§ Aim: Quote the records that follow in full, leaving the pictures out.

------------------------------------------------

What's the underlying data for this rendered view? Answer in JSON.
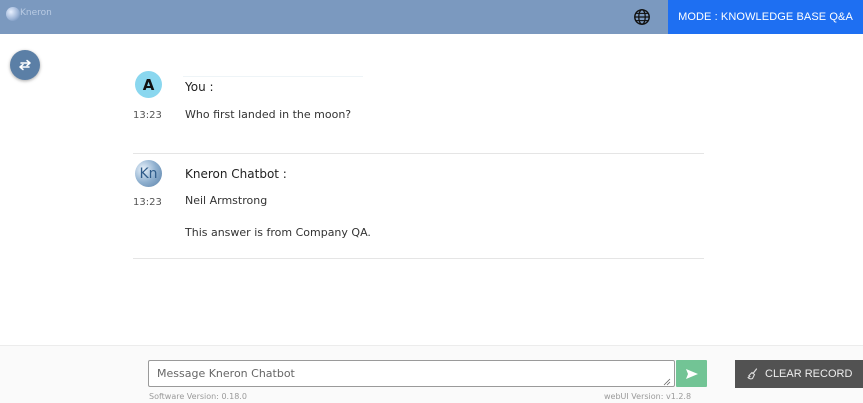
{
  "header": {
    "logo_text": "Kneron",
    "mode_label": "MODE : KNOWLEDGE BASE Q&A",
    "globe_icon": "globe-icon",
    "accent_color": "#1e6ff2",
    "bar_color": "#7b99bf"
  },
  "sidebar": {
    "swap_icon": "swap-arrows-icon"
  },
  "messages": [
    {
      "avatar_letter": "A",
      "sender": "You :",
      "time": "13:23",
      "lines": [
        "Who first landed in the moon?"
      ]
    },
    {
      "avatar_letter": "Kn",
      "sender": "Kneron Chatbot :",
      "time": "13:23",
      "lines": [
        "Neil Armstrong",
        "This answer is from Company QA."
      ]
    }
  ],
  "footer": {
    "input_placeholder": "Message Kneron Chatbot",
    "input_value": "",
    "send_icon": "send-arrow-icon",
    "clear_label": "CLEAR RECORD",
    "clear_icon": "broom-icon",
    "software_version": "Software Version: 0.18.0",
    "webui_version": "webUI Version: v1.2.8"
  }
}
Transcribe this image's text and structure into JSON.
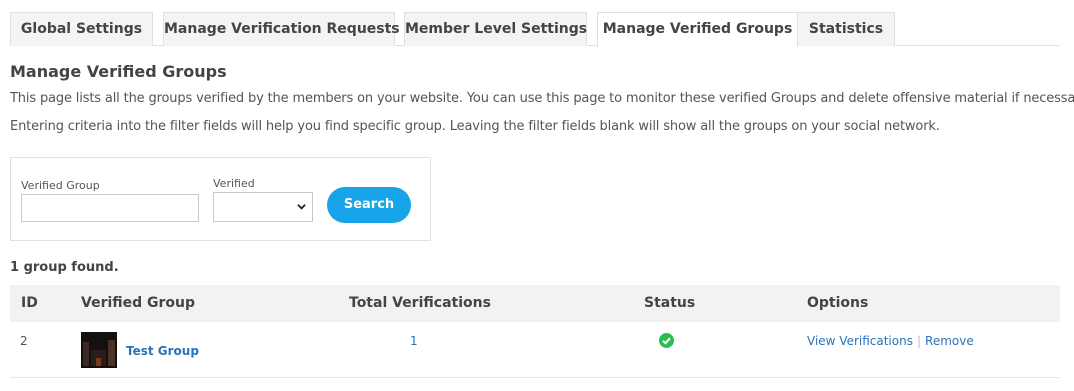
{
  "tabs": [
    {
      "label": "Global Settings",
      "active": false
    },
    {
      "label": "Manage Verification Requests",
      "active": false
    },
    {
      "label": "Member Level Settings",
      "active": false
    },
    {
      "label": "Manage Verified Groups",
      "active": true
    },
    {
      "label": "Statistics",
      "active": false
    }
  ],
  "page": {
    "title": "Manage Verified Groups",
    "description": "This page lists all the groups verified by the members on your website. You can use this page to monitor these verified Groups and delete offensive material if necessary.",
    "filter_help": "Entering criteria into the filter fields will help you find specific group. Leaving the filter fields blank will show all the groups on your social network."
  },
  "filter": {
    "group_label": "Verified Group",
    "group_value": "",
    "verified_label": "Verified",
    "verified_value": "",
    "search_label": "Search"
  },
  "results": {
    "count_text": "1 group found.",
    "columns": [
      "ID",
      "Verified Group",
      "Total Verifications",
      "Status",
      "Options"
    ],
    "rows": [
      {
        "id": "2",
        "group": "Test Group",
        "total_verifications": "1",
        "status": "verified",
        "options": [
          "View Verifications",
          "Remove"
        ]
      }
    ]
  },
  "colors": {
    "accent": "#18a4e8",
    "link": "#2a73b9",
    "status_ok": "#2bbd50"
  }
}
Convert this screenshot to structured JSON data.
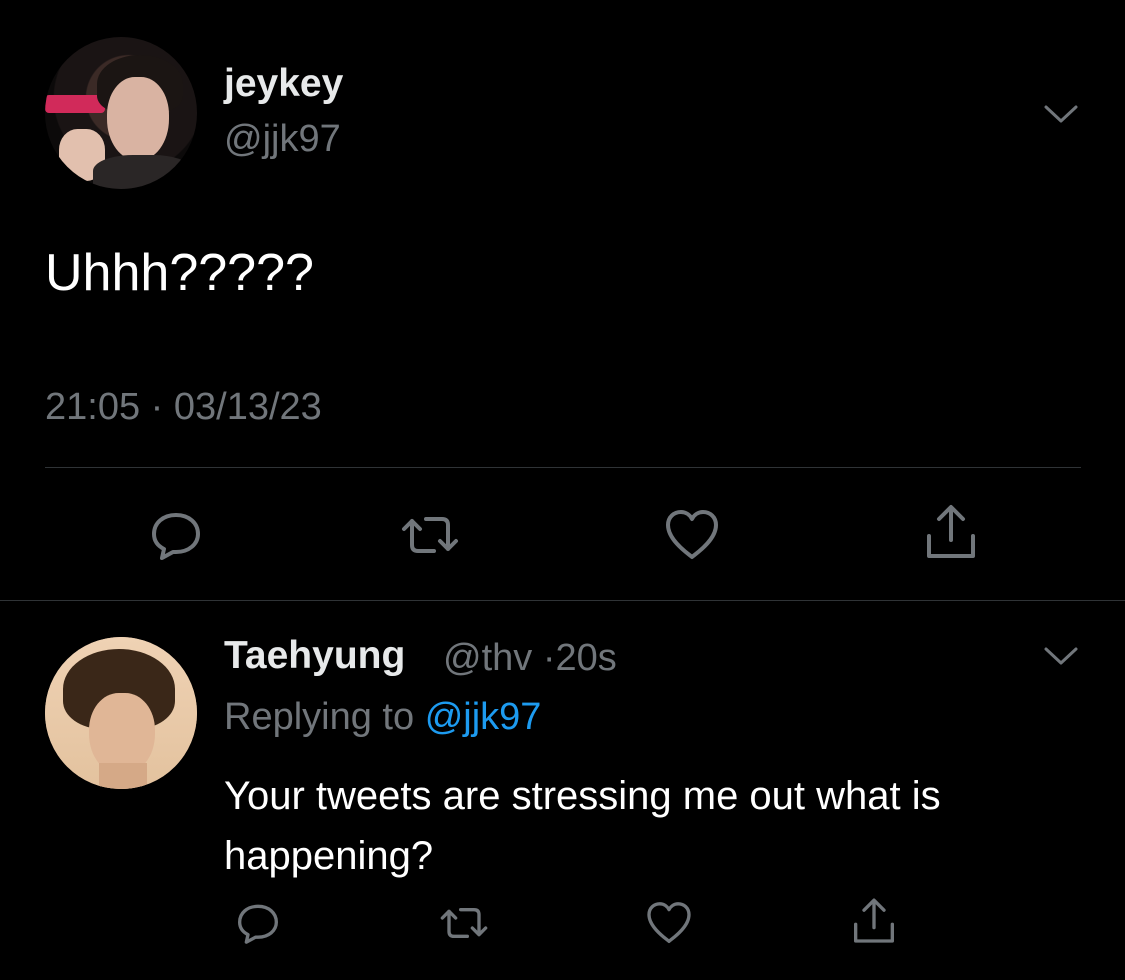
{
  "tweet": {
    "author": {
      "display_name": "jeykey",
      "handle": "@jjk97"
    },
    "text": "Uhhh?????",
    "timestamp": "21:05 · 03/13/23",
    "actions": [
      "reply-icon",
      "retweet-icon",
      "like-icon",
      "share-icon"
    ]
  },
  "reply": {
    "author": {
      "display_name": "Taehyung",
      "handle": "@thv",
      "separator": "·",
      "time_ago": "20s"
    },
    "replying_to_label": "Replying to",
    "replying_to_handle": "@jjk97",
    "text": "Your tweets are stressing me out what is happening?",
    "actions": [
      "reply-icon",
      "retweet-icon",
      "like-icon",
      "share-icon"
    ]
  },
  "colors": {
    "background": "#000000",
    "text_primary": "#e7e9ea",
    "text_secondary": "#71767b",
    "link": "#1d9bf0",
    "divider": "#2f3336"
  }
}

------------------------------------------------

§ Exercise result:
What's the underlying data for this rendered view? Answer in JSON.
{
  "header": {
    "logo_text": "Kneron",
    "mode_label": "MODE : KNOWLEDGE BASE Q&A",
    "globe_icon": "globe-icon",
    "accent_color": "#1e6ff2",
    "bar_color": "#7b99bf"
  },
  "sidebar": {
    "swap_icon": "swap-arrows-icon"
  },
  "messages": [
    {
      "avatar_letter": "A",
      "sender": "You :",
      "time": "13:23",
      "lines": [
        "Who first landed in the moon?"
      ]
    },
    {
      "avatar_letter": "Kn",
      "sender": "Kneron Chatbot :",
      "time": "13:23",
      "lines": [
        "Neil Armstrong",
        "This answer is from Company QA."
      ]
    }
  ],
  "footer": {
    "input_placeholder": "Message Kneron Chatbot",
    "input_value": "",
    "send_icon": "send-arrow-icon",
    "clear_label": "CLEAR RECORD",
    "clear_icon": "broom-icon",
    "software_version": "Software Version: 0.18.0",
    "webui_version": "webUI Version: v1.2.8"
  }
}
Transcribe this image's text and structure into JSON.
{
  "tabs": [
    {
      "label": "Global Settings",
      "active": false
    },
    {
      "label": "Manage Verification Requests",
      "active": false
    },
    {
      "label": "Member Level Settings",
      "active": false
    },
    {
      "label": "Manage Verified Groups",
      "active": true
    },
    {
      "label": "Statistics",
      "active": false
    }
  ],
  "page": {
    "title": "Manage Verified Groups",
    "description": "This page lists all the groups verified by the members on your website. You can use this page to monitor these verified Groups and delete offensive material if necessary.",
    "filter_help": "Entering criteria into the filter fields will help you find specific group. Leaving the filter fields blank will show all the groups on your social network."
  },
  "filter": {
    "group_label": "Verified Group",
    "group_value": "",
    "verified_label": "Verified",
    "verified_value": "",
    "search_label": "Search"
  },
  "results": {
    "count_text": "1 group found.",
    "columns": [
      "ID",
      "Verified Group",
      "Total Verifications",
      "Status",
      "Options"
    ],
    "rows": [
      {
        "id": "2",
        "group": "Test Group",
        "total_verifications": "1",
        "status": "verified",
        "options": [
          "View Verifications",
          "Remove"
        ]
      }
    ]
  },
  "colors": {
    "accent": "#18a4e8",
    "link": "#2a73b9",
    "status_ok": "#2bbd50"
  }
}
Convert this screenshot to structured JSON data.
{
  "tweet": {
    "author": {
      "display_name": "jeykey",
      "handle": "@jjk97"
    },
    "text": "Uhhh?????",
    "timestamp": "21:05 · 03/13/23",
    "actions": [
      "reply-icon",
      "retweet-icon",
      "like-icon",
      "share-icon"
    ]
  },
  "reply": {
    "author": {
      "display_name": "Taehyung",
      "handle": "@thv",
      "separator": "·",
      "time_ago": "20s"
    },
    "replying_to_label": "Replying to",
    "replying_to_handle": "@jjk97",
    "text": "Your tweets are stressing me out what is happening?",
    "actions": [
      "reply-icon",
      "retweet-icon",
      "like-icon",
      "share-icon"
    ]
  },
  "colors": {
    "background": "#000000",
    "text_primary": "#e7e9ea",
    "text_secondary": "#71767b",
    "link": "#1d9bf0",
    "divider": "#2f3336"
  }
}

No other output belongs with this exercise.